Job
Tally every line of the listing where the string "decay" is found, and state the total alone.

Entries
━━━━━━━━━━━━━━━━

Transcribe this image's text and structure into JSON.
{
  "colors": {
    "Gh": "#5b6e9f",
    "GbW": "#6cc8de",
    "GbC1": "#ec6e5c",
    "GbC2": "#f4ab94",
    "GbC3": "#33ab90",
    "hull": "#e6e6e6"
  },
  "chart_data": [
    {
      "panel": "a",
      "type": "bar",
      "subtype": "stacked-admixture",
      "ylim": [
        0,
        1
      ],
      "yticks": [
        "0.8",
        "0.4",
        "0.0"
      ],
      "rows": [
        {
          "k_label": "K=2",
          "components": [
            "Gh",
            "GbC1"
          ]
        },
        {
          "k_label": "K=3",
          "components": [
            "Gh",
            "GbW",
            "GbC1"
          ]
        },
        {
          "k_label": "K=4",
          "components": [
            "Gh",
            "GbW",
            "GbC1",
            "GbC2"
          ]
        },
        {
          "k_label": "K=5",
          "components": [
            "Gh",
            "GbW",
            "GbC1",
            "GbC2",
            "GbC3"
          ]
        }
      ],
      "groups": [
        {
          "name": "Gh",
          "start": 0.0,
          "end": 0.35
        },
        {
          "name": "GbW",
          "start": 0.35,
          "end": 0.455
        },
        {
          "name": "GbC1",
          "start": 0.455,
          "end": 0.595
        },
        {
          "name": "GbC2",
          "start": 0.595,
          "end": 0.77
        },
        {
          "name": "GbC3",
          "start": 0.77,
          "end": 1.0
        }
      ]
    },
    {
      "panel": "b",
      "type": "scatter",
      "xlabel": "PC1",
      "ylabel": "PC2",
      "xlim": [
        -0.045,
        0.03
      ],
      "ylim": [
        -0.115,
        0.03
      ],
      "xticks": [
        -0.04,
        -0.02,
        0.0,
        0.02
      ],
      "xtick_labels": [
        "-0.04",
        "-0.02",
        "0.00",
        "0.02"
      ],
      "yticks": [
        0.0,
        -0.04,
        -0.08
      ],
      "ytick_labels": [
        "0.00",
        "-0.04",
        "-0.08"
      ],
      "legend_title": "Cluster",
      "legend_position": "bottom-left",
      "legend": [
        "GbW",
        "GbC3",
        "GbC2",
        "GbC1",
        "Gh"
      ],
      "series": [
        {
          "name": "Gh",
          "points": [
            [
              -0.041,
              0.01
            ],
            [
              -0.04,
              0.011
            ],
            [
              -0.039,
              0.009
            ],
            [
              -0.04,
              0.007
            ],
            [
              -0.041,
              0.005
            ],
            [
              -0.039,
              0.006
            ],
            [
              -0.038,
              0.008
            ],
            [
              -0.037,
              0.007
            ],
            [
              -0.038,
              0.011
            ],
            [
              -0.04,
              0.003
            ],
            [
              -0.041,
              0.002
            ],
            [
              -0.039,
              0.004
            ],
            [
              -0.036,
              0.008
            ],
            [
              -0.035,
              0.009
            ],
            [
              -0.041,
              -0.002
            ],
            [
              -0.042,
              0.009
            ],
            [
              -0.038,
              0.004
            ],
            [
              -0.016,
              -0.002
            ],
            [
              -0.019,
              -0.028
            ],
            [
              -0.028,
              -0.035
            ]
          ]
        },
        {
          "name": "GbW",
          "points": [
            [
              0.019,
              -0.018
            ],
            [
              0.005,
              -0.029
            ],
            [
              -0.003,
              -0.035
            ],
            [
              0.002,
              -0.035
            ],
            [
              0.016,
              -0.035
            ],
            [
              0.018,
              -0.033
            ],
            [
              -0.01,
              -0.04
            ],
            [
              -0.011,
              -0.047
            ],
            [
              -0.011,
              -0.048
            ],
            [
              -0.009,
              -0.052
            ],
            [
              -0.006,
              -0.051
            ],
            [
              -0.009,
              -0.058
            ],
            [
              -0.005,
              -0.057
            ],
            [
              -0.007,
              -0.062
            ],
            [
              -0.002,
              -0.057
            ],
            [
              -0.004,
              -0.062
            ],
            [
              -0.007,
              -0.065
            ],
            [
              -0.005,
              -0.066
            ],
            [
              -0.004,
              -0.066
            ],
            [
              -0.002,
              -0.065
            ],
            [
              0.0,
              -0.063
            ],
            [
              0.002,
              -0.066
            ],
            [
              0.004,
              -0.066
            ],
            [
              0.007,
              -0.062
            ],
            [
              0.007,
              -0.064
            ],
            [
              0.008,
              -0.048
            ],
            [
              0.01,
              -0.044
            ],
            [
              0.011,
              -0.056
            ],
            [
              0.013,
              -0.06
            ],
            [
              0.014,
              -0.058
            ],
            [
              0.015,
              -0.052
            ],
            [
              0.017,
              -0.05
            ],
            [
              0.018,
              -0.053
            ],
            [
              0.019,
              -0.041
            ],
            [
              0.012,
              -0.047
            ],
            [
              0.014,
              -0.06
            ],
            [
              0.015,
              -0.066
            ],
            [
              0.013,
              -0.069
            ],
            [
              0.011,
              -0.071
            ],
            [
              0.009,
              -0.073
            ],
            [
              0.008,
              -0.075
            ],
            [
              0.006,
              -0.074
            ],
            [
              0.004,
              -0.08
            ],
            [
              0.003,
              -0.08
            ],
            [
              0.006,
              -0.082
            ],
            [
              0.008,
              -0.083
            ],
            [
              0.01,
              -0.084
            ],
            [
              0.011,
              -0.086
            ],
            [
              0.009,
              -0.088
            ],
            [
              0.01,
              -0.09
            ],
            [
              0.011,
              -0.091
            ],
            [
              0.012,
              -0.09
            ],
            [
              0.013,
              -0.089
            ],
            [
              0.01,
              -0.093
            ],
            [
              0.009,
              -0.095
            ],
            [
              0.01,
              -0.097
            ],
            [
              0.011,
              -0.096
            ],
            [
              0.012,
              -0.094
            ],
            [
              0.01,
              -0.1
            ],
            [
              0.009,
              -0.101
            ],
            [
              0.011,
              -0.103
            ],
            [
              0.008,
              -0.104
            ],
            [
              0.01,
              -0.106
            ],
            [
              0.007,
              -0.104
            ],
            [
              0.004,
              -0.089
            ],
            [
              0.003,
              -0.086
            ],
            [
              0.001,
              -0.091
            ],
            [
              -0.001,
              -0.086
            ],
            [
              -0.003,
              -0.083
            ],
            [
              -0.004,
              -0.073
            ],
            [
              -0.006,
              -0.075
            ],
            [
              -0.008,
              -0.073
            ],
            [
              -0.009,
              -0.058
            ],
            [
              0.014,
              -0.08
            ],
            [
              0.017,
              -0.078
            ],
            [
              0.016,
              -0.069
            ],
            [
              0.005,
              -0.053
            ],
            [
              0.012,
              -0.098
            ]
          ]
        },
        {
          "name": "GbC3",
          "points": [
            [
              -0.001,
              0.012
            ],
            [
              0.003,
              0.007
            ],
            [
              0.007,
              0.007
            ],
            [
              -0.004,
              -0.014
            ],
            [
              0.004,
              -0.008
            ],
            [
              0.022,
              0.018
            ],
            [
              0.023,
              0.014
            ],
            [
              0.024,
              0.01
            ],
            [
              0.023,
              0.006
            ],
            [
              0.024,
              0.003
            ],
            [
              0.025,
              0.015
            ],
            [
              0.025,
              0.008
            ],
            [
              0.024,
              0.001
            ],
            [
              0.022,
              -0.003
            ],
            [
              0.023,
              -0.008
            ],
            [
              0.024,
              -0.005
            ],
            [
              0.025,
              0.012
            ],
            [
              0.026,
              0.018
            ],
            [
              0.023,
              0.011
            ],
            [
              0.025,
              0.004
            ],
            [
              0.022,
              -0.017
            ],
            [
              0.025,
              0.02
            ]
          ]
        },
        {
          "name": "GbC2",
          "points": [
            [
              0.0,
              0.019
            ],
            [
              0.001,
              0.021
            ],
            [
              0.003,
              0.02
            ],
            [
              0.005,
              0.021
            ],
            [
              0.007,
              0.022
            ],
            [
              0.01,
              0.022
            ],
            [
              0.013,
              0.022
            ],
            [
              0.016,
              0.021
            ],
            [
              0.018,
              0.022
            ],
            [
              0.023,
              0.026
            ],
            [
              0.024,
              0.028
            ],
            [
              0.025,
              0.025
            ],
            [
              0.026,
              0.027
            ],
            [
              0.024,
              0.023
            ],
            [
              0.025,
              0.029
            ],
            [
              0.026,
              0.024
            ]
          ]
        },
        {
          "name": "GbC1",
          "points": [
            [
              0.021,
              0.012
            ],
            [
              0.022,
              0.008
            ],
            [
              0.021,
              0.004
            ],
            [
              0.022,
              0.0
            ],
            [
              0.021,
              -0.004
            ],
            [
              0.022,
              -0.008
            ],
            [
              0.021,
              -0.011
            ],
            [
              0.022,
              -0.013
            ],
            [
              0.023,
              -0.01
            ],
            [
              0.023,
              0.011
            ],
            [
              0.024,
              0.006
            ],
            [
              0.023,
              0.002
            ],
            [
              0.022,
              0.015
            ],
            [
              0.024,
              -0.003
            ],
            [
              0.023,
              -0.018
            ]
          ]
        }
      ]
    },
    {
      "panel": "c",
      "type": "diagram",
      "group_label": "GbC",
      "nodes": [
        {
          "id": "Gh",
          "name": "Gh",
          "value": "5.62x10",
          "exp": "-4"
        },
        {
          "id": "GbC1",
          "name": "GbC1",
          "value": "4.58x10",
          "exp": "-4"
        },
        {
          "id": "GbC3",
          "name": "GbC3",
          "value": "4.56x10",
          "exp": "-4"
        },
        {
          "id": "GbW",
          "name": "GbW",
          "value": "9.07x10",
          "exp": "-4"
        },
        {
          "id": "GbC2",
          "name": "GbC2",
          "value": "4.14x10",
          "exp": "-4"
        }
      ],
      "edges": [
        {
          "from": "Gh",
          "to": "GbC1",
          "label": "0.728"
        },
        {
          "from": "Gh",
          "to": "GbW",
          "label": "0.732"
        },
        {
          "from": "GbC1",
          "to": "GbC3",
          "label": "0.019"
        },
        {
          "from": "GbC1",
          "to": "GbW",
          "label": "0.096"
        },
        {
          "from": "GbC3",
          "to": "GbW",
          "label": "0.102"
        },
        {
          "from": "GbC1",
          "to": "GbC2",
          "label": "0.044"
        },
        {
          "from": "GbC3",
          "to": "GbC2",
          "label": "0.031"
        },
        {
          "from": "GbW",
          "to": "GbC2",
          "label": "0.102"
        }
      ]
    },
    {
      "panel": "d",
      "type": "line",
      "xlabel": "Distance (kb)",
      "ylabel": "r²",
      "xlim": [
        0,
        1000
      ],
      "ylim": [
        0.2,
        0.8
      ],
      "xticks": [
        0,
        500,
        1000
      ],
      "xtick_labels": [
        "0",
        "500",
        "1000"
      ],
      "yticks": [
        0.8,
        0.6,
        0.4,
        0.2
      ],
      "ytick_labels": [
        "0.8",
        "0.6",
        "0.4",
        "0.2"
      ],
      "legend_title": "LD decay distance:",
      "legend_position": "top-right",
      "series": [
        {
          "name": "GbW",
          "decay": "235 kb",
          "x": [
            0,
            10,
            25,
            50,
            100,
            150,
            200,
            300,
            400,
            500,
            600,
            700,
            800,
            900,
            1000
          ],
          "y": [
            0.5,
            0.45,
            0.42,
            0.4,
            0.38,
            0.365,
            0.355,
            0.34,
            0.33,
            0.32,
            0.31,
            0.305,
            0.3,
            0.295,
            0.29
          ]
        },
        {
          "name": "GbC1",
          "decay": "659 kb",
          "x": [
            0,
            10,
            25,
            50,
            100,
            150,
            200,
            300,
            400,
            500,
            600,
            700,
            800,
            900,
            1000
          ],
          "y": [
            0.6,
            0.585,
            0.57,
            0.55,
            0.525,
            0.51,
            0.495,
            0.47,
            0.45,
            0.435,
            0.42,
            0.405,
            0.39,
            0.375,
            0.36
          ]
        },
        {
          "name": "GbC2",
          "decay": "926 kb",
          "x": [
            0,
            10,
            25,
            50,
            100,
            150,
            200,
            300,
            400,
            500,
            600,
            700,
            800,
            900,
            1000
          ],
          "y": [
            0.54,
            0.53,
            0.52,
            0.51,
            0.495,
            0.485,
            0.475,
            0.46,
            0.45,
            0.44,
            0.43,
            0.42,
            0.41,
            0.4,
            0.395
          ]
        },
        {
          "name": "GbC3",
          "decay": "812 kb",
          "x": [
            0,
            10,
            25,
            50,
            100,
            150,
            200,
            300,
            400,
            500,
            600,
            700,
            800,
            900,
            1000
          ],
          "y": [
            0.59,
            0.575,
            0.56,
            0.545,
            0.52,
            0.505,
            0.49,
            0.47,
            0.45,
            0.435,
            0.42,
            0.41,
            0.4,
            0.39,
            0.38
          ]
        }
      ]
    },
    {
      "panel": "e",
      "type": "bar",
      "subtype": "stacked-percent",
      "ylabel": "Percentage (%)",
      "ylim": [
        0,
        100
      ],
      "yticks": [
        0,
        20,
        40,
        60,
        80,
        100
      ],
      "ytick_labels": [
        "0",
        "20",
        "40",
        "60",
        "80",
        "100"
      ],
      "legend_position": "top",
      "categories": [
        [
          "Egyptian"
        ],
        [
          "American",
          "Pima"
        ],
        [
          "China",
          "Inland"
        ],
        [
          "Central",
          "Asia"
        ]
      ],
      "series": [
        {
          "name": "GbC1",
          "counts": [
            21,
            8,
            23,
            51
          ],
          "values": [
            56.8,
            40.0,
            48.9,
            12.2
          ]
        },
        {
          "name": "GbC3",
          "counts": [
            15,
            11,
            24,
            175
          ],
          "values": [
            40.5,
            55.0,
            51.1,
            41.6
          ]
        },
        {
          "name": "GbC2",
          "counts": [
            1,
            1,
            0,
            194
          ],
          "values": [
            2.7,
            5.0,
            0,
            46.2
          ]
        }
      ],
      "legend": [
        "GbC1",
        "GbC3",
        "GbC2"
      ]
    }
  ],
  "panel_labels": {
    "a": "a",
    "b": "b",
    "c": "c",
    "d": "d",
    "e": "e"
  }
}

━━━━━━━━━━━━━━━━

Task solution
5